Return the whole listing exactly as it stands.
** BEGIN **
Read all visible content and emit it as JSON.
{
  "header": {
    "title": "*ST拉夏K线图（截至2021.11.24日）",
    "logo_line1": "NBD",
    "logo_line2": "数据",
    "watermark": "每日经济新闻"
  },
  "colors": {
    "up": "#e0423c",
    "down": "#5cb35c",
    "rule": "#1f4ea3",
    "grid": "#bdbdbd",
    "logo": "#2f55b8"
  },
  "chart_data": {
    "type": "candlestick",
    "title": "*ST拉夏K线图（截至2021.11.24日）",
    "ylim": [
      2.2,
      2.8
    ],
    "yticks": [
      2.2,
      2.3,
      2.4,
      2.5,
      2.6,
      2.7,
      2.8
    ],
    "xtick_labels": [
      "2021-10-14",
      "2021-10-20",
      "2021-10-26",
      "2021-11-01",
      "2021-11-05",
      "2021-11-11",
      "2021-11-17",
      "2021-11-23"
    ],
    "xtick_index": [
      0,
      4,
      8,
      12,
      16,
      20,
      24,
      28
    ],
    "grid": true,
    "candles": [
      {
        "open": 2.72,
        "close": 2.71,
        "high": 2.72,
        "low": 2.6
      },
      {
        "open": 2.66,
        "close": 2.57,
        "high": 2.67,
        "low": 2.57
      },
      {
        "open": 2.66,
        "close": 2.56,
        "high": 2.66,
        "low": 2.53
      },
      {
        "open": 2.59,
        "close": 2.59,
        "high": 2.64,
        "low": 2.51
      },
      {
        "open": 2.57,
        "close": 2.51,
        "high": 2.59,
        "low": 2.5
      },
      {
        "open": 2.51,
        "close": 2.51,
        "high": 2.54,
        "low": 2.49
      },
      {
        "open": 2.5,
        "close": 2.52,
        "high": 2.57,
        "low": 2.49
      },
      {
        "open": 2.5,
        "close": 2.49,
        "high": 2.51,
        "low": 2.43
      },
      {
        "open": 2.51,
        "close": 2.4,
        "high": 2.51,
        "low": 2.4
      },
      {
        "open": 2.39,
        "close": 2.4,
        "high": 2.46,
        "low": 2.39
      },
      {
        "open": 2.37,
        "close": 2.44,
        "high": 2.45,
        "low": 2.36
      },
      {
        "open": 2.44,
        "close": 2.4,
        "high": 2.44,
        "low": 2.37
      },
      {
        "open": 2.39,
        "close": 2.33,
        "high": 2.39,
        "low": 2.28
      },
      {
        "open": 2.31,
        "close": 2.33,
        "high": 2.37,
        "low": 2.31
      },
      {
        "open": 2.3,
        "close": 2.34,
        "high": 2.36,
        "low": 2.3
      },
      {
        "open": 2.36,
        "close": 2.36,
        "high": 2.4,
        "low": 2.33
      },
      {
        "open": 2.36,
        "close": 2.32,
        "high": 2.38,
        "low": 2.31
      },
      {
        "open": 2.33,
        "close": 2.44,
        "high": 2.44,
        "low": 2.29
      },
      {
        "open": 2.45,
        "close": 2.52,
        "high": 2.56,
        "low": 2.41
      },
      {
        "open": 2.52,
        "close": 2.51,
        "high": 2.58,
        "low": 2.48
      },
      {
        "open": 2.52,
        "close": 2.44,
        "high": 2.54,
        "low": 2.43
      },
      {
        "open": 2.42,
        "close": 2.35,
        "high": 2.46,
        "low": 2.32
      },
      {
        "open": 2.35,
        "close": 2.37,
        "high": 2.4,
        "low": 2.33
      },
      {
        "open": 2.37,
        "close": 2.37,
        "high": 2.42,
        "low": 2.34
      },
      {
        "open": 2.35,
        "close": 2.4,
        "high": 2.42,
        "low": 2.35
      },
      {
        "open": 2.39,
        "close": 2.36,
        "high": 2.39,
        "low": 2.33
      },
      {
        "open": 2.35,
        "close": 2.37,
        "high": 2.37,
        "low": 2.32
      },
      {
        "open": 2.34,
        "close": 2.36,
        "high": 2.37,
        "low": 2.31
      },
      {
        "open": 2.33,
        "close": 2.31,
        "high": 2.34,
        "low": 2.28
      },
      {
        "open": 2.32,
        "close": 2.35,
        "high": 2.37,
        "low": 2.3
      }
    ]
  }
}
** END **
**Response**.
Read all visible content and emit it as JSON.
{
  "header": {
    "title": "*ST拉夏K线图（截至2021.11.24日）",
    "logo_line1": "NBD",
    "logo_line2": "数据",
    "watermark": "每日经济新闻"
  },
  "colors": {
    "up": "#e0423c",
    "down": "#5cb35c",
    "rule": "#1f4ea3",
    "grid": "#bdbdbd",
    "logo": "#2f55b8"
  },
  "chart_data": {
    "type": "candlestick",
    "title": "*ST拉夏K线图（截至2021.11.24日）",
    "ylim": [
      2.2,
      2.8
    ],
    "yticks": [
      2.2,
      2.3,
      2.4,
      2.5,
      2.6,
      2.7,
      2.8
    ],
    "xtick_labels": [
      "2021-10-14",
      "2021-10-20",
      "2021-10-26",
      "2021-11-01",
      "2021-11-05",
      "2021-11-11",
      "2021-11-17",
      "2021-11-23"
    ],
    "xtick_index": [
      0,
      4,
      8,
      12,
      16,
      20,
      24,
      28
    ],
    "grid": true,
    "candles": [
      {
        "open": 2.72,
        "close": 2.71,
        "high": 2.72,
        "low": 2.6
      },
      {
        "open": 2.66,
        "close": 2.57,
        "high": 2.67,
        "low": 2.57
      },
      {
        "open": 2.66,
        "close": 2.56,
        "high": 2.66,
        "low": 2.53
      },
      {
        "open": 2.59,
        "close": 2.59,
        "high": 2.64,
        "low": 2.51
      },
      {
        "open": 2.57,
        "close": 2.51,
        "high": 2.59,
        "low": 2.5
      },
      {
        "open": 2.51,
        "close": 2.51,
        "high": 2.54,
        "low": 2.49
      },
      {
        "open": 2.5,
        "close": 2.52,
        "high": 2.57,
        "low": 2.49
      },
      {
        "open": 2.5,
        "close": 2.49,
        "high": 2.51,
        "low": 2.43
      },
      {
        "open": 2.51,
        "close": 2.4,
        "high": 2.51,
        "low": 2.4
      },
      {
        "open": 2.39,
        "close": 2.4,
        "high": 2.46,
        "low": 2.39
      },
      {
        "open": 2.37,
        "close": 2.44,
        "high": 2.45,
        "low": 2.36
      },
      {
        "open": 2.44,
        "close": 2.4,
        "high": 2.44,
        "low": 2.37
      },
      {
        "open": 2.39,
        "close": 2.33,
        "high": 2.39,
        "low": 2.28
      },
      {
        "open": 2.31,
        "close": 2.33,
        "high": 2.37,
        "low": 2.31
      },
      {
        "open": 2.3,
        "close": 2.34,
        "high": 2.36,
        "low": 2.3
      },
      {
        "open": 2.36,
        "close": 2.36,
        "high": 2.4,
        "low": 2.33
      },
      {
        "open": 2.36,
        "close": 2.32,
        "high": 2.38,
        "low": 2.31
      },
      {
        "open": 2.33,
        "close": 2.44,
        "high": 2.44,
        "low": 2.29
      },
      {
        "open": 2.45,
        "close": 2.52,
        "high": 2.56,
        "low": 2.41
      },
      {
        "open": 2.52,
        "close": 2.51,
        "high": 2.58,
        "low": 2.48
      },
      {
        "open": 2.52,
        "close": 2.44,
        "high": 2.54,
        "low": 2.43
      },
      {
        "open": 2.42,
        "close": 2.35,
        "high": 2.46,
        "low": 2.32
      },
      {
        "open": 2.35,
        "close": 2.37,
        "high": 2.4,
        "low": 2.33
      },
      {
        "open": 2.37,
        "close": 2.37,
        "high": 2.42,
        "low": 2.34
      },
      {
        "open": 2.35,
        "close": 2.4,
        "high": 2.42,
        "low": 2.35
      },
      {
        "open": 2.39,
        "close": 2.36,
        "high": 2.39,
        "low": 2.33
      },
      {
        "open": 2.35,
        "close": 2.37,
        "high": 2.37,
        "low": 2.32
      },
      {
        "open": 2.34,
        "close": 2.36,
        "high": 2.37,
        "low": 2.31
      },
      {
        "open": 2.33,
        "close": 2.31,
        "high": 2.34,
        "low": 2.28
      },
      {
        "open": 2.32,
        "close": 2.35,
        "high": 2.37,
        "low": 2.3
      }
    ]
  }
}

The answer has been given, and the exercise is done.